Below are the records; collect from them each line containing the string "Ленинграда".
----------------
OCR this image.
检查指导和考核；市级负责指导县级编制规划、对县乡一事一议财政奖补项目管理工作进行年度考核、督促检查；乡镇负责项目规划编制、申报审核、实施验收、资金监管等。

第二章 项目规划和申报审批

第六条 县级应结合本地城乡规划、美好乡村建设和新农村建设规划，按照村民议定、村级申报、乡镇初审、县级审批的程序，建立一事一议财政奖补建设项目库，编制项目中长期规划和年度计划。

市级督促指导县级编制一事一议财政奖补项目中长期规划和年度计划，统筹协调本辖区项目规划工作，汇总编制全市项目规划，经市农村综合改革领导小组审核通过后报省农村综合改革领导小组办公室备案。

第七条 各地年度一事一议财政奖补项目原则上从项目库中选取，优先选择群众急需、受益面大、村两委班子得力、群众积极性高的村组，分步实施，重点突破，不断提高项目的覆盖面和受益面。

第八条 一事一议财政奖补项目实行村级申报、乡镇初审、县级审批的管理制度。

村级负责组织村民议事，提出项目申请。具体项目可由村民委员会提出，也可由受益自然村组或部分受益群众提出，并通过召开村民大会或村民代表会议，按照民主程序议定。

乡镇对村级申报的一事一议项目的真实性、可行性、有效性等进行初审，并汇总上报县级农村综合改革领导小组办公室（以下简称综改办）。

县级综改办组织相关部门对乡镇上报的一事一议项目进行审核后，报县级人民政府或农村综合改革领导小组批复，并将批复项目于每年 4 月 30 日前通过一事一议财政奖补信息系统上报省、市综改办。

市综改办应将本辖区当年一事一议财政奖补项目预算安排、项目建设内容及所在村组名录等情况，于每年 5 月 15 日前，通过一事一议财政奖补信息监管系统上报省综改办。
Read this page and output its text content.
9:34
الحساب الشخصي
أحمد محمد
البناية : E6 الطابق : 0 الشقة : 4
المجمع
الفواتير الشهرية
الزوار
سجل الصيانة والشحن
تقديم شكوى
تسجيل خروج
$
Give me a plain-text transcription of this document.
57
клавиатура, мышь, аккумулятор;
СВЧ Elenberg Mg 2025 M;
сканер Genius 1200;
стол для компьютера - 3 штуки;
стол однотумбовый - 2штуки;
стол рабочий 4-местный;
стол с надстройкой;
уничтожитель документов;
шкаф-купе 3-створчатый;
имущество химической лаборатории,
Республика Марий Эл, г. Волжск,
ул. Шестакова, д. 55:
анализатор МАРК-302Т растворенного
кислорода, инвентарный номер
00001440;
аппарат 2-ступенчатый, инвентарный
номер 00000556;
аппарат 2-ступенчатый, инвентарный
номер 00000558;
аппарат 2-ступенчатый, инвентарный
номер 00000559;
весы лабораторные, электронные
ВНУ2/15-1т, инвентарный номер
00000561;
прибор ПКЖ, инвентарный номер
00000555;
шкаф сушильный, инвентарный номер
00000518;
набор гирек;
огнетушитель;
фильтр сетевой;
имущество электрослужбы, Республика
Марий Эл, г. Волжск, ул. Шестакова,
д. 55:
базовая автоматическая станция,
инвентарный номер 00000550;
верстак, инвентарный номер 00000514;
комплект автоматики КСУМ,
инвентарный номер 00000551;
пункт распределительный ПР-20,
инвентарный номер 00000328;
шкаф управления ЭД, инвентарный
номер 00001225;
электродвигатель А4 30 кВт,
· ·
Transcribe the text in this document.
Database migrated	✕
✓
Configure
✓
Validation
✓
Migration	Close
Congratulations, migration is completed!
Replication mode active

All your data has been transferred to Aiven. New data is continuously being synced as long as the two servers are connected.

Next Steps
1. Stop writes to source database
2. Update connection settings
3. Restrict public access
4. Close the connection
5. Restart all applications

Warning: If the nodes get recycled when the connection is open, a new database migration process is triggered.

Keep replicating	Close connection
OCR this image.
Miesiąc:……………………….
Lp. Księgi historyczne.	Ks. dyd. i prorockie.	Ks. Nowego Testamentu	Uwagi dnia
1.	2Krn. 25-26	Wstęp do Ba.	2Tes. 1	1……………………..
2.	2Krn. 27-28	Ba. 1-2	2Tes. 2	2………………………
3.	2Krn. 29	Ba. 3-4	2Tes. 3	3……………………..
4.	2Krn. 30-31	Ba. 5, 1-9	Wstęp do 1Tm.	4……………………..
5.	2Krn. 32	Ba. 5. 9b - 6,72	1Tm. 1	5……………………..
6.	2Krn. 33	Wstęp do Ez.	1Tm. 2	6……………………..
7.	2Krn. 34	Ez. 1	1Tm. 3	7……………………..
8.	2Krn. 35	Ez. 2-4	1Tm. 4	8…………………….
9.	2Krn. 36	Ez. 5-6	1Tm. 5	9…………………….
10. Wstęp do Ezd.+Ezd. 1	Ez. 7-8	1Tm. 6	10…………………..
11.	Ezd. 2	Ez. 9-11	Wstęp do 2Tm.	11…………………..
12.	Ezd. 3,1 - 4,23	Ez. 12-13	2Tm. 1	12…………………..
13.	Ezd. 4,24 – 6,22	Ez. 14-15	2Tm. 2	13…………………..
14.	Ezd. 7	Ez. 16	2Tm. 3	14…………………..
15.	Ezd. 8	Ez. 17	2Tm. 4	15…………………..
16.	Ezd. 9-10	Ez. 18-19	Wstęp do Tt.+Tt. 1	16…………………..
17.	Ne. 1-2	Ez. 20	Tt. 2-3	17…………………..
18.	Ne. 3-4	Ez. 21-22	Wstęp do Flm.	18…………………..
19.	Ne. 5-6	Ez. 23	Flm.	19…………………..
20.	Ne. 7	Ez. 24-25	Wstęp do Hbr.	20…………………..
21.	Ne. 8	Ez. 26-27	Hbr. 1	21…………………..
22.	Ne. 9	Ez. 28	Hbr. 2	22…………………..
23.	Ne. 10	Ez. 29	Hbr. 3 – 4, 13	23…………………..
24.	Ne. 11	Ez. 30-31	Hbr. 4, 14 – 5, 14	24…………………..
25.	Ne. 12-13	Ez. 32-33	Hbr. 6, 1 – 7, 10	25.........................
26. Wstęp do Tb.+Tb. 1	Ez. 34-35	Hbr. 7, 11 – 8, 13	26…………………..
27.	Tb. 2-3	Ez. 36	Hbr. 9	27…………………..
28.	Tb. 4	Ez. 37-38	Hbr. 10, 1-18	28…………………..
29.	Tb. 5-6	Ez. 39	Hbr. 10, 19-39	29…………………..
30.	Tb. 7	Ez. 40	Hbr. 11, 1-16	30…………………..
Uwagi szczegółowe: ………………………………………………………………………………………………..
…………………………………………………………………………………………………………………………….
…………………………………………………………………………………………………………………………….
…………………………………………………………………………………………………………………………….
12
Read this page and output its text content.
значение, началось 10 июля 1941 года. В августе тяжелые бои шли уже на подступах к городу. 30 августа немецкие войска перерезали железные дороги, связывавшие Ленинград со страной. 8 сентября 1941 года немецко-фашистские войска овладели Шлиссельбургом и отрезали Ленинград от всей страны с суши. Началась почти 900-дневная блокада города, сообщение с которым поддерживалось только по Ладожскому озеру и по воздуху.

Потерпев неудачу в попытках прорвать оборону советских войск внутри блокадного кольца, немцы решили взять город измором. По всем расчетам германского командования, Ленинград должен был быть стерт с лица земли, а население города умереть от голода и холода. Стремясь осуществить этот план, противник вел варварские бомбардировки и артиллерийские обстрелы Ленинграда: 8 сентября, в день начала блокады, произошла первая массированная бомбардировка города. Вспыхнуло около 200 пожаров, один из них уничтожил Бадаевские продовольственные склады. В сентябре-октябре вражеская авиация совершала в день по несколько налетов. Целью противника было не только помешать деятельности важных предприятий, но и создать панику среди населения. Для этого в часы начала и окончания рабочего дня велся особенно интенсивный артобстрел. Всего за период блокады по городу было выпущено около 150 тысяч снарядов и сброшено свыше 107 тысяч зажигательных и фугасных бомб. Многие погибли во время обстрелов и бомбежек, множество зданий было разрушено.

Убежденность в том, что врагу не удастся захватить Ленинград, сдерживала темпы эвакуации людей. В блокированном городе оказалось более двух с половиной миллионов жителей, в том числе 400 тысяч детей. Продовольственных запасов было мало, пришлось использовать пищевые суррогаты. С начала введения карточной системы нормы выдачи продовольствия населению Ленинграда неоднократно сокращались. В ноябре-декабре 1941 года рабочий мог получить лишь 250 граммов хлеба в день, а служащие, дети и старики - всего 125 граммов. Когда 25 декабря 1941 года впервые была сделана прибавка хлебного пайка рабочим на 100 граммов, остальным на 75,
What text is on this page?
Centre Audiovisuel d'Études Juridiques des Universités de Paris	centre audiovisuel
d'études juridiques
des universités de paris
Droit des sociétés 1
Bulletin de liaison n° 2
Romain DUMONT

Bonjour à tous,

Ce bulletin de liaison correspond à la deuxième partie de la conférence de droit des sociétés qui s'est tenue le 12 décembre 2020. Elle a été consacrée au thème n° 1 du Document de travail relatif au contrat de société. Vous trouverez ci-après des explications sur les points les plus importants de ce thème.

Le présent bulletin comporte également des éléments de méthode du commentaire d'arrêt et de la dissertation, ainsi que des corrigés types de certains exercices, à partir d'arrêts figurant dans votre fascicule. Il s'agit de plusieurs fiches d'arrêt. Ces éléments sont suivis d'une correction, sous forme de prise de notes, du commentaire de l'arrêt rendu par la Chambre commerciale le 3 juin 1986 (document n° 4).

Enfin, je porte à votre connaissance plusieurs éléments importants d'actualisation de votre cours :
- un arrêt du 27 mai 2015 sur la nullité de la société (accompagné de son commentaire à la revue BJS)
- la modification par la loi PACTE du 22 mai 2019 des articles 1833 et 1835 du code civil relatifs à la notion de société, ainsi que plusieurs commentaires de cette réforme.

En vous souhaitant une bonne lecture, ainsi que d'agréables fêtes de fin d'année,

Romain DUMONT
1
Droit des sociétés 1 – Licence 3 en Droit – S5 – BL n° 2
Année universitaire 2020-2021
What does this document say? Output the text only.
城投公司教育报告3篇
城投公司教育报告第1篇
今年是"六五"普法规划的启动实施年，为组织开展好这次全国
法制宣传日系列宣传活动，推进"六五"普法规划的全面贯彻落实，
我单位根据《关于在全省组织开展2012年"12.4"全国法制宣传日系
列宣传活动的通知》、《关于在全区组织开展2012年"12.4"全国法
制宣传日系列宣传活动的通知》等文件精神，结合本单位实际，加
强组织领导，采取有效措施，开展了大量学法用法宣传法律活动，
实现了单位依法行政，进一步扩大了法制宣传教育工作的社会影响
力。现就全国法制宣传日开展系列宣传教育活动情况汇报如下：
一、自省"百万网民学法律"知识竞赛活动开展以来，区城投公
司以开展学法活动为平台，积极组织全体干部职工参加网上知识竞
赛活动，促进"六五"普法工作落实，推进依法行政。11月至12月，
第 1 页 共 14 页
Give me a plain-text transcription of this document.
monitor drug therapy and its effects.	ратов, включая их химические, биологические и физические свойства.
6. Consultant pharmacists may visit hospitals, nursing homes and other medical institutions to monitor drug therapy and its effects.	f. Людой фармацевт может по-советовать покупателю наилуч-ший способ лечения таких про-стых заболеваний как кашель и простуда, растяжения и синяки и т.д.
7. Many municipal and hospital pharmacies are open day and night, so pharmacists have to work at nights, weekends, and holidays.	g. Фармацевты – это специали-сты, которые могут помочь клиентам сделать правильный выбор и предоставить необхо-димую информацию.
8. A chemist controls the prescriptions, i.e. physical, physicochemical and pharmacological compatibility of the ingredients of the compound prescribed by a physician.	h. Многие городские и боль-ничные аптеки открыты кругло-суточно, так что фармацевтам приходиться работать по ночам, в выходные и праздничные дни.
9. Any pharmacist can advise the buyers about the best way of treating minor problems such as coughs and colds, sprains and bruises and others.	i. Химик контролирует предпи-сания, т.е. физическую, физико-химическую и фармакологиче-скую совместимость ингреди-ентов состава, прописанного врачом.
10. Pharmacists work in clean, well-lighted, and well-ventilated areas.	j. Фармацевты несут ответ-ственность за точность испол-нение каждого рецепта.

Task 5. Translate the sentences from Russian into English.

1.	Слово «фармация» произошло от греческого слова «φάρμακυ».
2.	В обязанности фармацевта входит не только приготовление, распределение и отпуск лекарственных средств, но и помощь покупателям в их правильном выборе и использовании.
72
----------------
RESULT BELOW |
Потерпев неудачу в попытках прорвать оборону советских войск внутри блокадного кольца, немцы решили взять город измором. По всем расчетам германского командования, Ленинград должен был быть стерт с лица земли, а население города умереть от голода и холода. Стремясь осуществить этот план, противник вел варварские бомбардировки и артиллерийские обстрелы Ленинграда: 8 сентября, в день начала блокады, произошла первая массированная бомбардировка города. Вспыхнуло около 200 пожаров, один из них уничтожил Бадаевские продовольственные склады. В сентябре-октябре вражеская авиация совершала в день по несколько налетов. Целью противника было не только помешать деятельности важных предприятий, но и создать панику среди населения. Для этого в часы начала и окончания рабочего дня велся особенно интенсивный артобстрел. Всего за период блокады по городу было выпущено около 150 тысяч снарядов и сброшено свыше 107 тысяч зажигательных и фугасных бомб. Многие погибли во время обстрелов и бомбежек, множество зданий было разрушено.
Убежденность в том, что врагу не удастся захватить Ленинград, сдерживала темпы эвакуации людей. В блокированном городе оказалось более двух с половиной миллионов жителей, в том числе 400 тысяч детей. Продовольственных запасов было мало, пришлось использовать пищевые суррогаты. С начала введения карточной системы нормы выдачи продовольствия населению Ленинграда неоднократно сокращались. В ноябре-декабре 1941 года рабочий мог получить лишь 250 граммов хлеба в день, а служащие, дети и старики - всего 125 граммов. Когда 25 декабря 1941 года впервые была сделана прибавка хлебного пайка рабочим на 100 граммов, остальным на 75,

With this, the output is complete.